## AIM
The entries need to be copied exactly.

------ RECORDS TO USE ------

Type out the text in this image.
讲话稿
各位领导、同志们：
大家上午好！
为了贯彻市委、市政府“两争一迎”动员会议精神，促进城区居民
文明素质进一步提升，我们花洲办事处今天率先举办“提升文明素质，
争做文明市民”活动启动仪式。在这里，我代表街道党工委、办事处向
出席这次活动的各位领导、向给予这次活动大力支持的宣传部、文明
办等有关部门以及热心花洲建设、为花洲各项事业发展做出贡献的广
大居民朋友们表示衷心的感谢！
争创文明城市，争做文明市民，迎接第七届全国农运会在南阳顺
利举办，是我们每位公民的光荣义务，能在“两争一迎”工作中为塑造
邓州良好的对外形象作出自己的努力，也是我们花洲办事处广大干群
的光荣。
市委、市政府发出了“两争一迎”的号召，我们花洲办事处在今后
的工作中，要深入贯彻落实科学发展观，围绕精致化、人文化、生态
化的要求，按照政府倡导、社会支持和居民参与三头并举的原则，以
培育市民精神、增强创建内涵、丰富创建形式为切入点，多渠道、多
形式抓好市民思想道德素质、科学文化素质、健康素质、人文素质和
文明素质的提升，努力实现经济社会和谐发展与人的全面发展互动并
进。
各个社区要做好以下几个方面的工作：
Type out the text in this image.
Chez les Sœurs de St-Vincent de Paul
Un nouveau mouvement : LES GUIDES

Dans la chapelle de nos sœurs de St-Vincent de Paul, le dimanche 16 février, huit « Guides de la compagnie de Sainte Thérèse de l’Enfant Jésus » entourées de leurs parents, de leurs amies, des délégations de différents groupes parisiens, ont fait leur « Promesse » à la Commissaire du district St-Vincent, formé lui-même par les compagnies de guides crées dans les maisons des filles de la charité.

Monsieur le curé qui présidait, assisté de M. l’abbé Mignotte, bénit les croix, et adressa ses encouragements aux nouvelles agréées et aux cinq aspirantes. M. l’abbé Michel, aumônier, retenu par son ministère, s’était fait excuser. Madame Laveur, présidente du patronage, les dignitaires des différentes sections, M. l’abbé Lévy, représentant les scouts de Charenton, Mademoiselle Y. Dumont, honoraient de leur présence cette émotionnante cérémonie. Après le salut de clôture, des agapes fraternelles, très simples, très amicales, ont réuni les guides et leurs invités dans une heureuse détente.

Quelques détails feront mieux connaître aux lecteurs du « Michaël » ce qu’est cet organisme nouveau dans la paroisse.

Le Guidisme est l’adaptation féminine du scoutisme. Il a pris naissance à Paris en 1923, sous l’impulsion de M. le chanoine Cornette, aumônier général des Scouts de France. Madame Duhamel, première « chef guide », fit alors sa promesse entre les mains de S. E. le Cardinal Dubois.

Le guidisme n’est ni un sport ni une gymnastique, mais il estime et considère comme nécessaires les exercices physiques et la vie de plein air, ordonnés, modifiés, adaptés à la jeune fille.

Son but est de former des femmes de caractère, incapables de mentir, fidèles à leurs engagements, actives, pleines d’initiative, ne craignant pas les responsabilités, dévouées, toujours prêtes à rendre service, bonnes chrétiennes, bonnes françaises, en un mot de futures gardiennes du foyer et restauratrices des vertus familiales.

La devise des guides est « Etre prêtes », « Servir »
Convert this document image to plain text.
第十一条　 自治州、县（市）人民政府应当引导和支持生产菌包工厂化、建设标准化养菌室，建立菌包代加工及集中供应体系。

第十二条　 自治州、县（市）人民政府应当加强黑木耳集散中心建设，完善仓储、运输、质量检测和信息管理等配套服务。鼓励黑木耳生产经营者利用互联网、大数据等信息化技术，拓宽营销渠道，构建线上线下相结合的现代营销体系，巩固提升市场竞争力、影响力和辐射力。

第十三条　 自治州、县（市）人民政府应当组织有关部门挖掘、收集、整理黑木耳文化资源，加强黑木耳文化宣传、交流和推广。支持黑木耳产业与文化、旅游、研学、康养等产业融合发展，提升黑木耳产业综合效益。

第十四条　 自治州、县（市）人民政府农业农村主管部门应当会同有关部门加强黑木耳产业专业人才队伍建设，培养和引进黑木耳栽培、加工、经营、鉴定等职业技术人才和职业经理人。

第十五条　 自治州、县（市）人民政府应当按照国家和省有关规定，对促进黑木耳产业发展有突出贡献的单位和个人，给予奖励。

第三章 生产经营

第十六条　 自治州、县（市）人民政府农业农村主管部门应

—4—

------

## RESULT FOR THIS EXERCISE
Type out the text in this image.
讲话稿
各位领导、同志们：
大家上午好！
为了贯彻市委、市政府“两争一迎”动员会议精神，促进城区居民
文明素质进一步提升，我们花洲办事处今天率先举办“提升文明素质，
争做文明市民”活动启动仪式。在这里，我代表街道党工委、办事处向
出席这次活动的各位领导、向给予这次活动大力支持的宣传部、文明
办等有关部门以及热心花洲建设、为花洲各项事业发展做出贡献的广
大居民朋友们表示衷心的感谢！
争创文明城市，争做文明市民，迎接第七届全国农运会在南阳顺
利举办，是我们每位公民的光荣义务，能在“两争一迎”工作中为塑造
邓州良好的对外形象作出自己的努力，也是我们花洲办事处广大干群
的光荣。
市委、市政府发出了“两争一迎”的号召，我们花洲办事处在今后
的工作中，要深入贯彻落实科学发展观，围绕精致化、人文化、生态
化的要求，按照政府倡导、社会支持和居民参与三头并举的原则，以
培育市民精神、增强创建内涵、丰富创建形式为切入点，多渠道、多
形式抓好市民思想道德素质、科学文化素质、健康素质、人文素质和
文明素质的提升，努力实现经济社会和谐发展与人的全面发展互动并
进。
各个社区要做好以下几个方面的工作：
Type out the text in this image.
Chez les Sœurs de St-Vincent de Paul
Un nouveau mouvement : LES GUIDES

Dans la chapelle de nos sœurs de St-Vincent de Paul, le dimanche 16 février, huit « Guides de la compagnie de Sainte Thérèse de l’Enfant Jésus » entourées de leurs parents, de leurs amies, des délégations de différents groupes parisiens, ont fait leur « Promesse » à la Commissaire du district St-Vincent, formé lui-même par les compagnies de guides crées dans les maisons des filles de la charité.

Monsieur le curé qui présidait, assisté de M. l’abbé Mignotte, bénit les croix, et adressa ses encouragements aux nouvelles agréées et aux cinq aspirantes. M. l’abbé Michel, aumônier, retenu par son ministère, s’était fait excuser. Madame Laveur, présidente du patronage, les dignitaires des différentes sections, M. l’abbé Lévy, représentant les scouts de Charenton, Mademoiselle Y. Dumont, honoraient de leur présence cette émotionnante cérémonie. Après le salut de clôture, des agapes fraternelles, très simples, très amicales, ont réuni les guides et leurs invités dans une heureuse détente.

Quelques détails feront mieux connaître aux lecteurs du « Michaël » ce qu’est cet organisme nouveau dans la paroisse.

Le Guidisme est l’adaptation féminine du scoutisme. Il a pris naissance à Paris en 1923, sous l’impulsion de M. le chanoine Cornette, aumônier général des Scouts de France. Madame Duhamel, première « chef guide », fit alors sa promesse entre les mains de S. E. le Cardinal Dubois.

Le guidisme n’est ni un sport ni une gymnastique, mais il estime et considère comme nécessaires les exercices physiques et la vie de plein air, ordonnés, modifiés, adaptés à la jeune fille.

Son but est de former des femmes de caractère, incapables de mentir, fidèles à leurs engagements, actives, pleines d’initiative, ne craignant pas les responsabilités, dévouées, toujours prêtes à rendre service, bonnes chrétiennes, bonnes françaises, en un mot de futures gardiennes du foyer et restauratrices des vertus familiales.

La devise des guides est « Etre prêtes », « Servir »
Convert this document image to plain text.
第十一条　 自治州、县（市）人民政府应当引导和支持生产菌包工厂化、建设标准化养菌室，建立菌包代加工及集中供应体系。

第十二条　 自治州、县（市）人民政府应当加强黑木耳集散中心建设，完善仓储、运输、质量检测和信息管理等配套服务。鼓励黑木耳生产经营者利用互联网、大数据等信息化技术，拓宽营销渠道，构建线上线下相结合的现代营销体系，巩固提升市场竞争力、影响力和辐射力。

第十三条　 自治州、县（市）人民政府应当组织有关部门挖掘、收集、整理黑木耳文化资源，加强黑木耳文化宣传、交流和推广。支持黑木耳产业与文化、旅游、研学、康养等产业融合发展，提升黑木耳产业综合效益。

第十四条　 自治州、县（市）人民政府农业农村主管部门应当会同有关部门加强黑木耳产业专业人才队伍建设，培养和引进黑木耳栽培、加工、经营、鉴定等职业技术人才和职业经理人。

第十五条　 自治州、县（市）人民政府应当按照国家和省有关规定，对促进黑木耳产业发展有突出贡献的单位和个人，给予奖励。

第三章 生产经营

第十六条　 自治州、县（市）人民政府农业农村主管部门应

—4—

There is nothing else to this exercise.